• [Exercise details]:
Produce an exact copy of all the records.

• [Listed records]:
= = =
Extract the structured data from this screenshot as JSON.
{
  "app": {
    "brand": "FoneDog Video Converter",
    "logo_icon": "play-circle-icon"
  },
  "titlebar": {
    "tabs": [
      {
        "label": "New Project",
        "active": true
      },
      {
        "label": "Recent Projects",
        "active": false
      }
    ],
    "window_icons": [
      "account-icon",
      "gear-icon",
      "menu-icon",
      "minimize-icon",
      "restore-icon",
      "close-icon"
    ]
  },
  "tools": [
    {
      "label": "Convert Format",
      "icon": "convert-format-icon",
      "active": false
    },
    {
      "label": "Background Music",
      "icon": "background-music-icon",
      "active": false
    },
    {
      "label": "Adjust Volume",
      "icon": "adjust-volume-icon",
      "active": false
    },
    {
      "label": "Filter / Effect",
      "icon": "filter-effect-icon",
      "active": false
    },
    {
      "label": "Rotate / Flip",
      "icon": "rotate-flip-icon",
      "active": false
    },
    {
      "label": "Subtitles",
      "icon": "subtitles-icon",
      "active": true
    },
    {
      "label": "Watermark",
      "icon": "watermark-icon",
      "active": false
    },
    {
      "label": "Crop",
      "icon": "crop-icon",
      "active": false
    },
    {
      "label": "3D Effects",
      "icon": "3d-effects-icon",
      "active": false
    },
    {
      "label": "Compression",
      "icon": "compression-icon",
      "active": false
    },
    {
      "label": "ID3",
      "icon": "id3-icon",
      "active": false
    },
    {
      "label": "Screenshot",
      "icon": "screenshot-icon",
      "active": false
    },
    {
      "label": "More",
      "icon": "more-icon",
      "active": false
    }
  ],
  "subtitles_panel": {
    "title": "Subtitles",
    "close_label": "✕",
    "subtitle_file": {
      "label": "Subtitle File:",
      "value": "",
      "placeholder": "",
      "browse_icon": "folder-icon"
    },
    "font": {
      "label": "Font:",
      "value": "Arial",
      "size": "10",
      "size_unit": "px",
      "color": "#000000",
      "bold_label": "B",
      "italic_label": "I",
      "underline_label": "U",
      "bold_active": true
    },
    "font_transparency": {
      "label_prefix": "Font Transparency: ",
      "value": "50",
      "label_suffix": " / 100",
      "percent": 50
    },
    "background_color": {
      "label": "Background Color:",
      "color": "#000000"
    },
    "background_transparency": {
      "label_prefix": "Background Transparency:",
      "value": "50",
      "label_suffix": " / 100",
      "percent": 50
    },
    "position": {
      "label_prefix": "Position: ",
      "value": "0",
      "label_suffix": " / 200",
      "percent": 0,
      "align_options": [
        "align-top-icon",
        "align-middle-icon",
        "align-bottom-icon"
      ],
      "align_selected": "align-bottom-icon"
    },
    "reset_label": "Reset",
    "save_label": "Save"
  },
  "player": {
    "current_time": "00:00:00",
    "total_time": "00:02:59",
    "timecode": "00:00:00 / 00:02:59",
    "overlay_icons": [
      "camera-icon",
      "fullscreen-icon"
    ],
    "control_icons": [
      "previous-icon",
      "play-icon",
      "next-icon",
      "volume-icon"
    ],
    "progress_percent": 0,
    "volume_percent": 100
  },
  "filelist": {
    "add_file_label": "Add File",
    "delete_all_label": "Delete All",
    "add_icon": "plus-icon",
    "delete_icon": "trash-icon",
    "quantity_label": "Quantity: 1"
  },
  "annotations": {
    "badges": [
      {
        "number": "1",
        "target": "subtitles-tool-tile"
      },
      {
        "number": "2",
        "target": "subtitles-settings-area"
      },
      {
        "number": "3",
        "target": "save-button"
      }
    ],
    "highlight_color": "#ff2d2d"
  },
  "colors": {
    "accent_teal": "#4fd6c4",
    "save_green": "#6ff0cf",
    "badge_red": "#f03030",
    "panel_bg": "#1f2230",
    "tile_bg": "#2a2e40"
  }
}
= = =
• [Correct output]:
Extract the structured data from this screenshot as JSON.
{
  "app": {
    "brand": "FoneDog Video Converter",
    "logo_icon": "play-circle-icon"
  },
  "titlebar": {
    "tabs": [
      {
        "label": "New Project",
        "active": true
      },
      {
        "label": "Recent Projects",
        "active": false
      }
    ],
    "window_icons": [
      "account-icon",
      "gear-icon",
      "menu-icon",
      "minimize-icon",
      "restore-icon",
      "close-icon"
    ]
  },
  "tools": [
    {
      "label": "Convert Format",
      "icon": "convert-format-icon",
      "active": false
    },
    {
      "label": "Background Music",
      "icon": "background-music-icon",
      "active": false
    },
    {
      "label": "Adjust Volume",
      "icon": "adjust-volume-icon",
      "active": false
    },
    {
      "label": "Filter / Effect",
      "icon": "filter-effect-icon",
      "active": false
    },
    {
      "label": "Rotate / Flip",
      "icon": "rotate-flip-icon",
      "active": false
    },
    {
      "label": "Subtitles",
      "icon": "subtitles-icon",
      "active": true
    },
    {
      "label": "Watermark",
      "icon": "watermark-icon",
      "active": false
    },
    {
      "label": "Crop",
      "icon": "crop-icon",
      "active": false
    },
    {
      "label": "3D Effects",
      "icon": "3d-effects-icon",
      "active": false
    },
    {
      "label": "Compression",
      "icon": "compression-icon",
      "active": false
    },
    {
      "label": "ID3",
      "icon": "id3-icon",
      "active": false
    },
    {
      "label": "Screenshot",
      "icon": "screenshot-icon",
      "active": false
    },
    {
      "label": "More",
      "icon": "more-icon",
      "active": false
    }
  ],
  "subtitles_panel": {
    "title": "Subtitles",
    "close_label": "✕",
    "subtitle_file": {
      "label": "Subtitle File:",
      "value": "",
      "placeholder": "",
      "browse_icon": "folder-icon"
    },
    "font": {
      "label": "Font:",
      "value": "Arial",
      "size": "10",
      "size_unit": "px",
      "color": "#000000",
      "bold_label": "B",
      "italic_label": "I",
      "underline_label": "U",
      "bold_active": true
    },
    "font_transparency": {
      "label_prefix": "Font Transparency: ",
      "value": "50",
      "label_suffix": " / 100",
      "percent": 50
    },
    "background_color": {
      "label": "Background Color:",
      "color": "#000000"
    },
    "background_transparency": {
      "label_prefix": "Background Transparency:",
      "value": "50",
      "label_suffix": " / 100",
      "percent": 50
    },
    "position": {
      "label_prefix": "Position: ",
      "value": "0",
      "label_suffix": " / 200",
      "percent": 0,
      "align_options": [
        "align-top-icon",
        "align-middle-icon",
        "align-bottom-icon"
      ],
      "align_selected": "align-bottom-icon"
    },
    "reset_label": "Reset",
    "save_label": "Save"
  },
  "player": {
    "current_time": "00:00:00",
    "total_time": "00:02:59",
    "timecode": "00:00:00 / 00:02:59",
    "overlay_icons": [
      "camera-icon",
      "fullscreen-icon"
    ],
    "control_icons": [
      "previous-icon",
      "play-icon",
      "next-icon",
      "volume-icon"
    ],
    "progress_percent": 0,
    "volume_percent": 100
  },
  "filelist": {
    "add_file_label": "Add File",
    "delete_all_label": "Delete All",
    "add_icon": "plus-icon",
    "delete_icon": "trash-icon",
    "quantity_label": "Quantity: 1"
  },
  "annotations": {
    "badges": [
      {
        "number": "1",
        "target": "subtitles-tool-tile"
      },
      {
        "number": "2",
        "target": "subtitles-settings-area"
      },
      {
        "number": "3",
        "target": "save-button"
      }
    ],
    "highlight_color": "#ff2d2d"
  },
  "colors": {
    "accent_teal": "#4fd6c4",
    "save_green": "#6ff0cf",
    "badge_red": "#f03030",
    "panel_bg": "#1f2230",
    "tile_bg": "#2a2e40"
  }
}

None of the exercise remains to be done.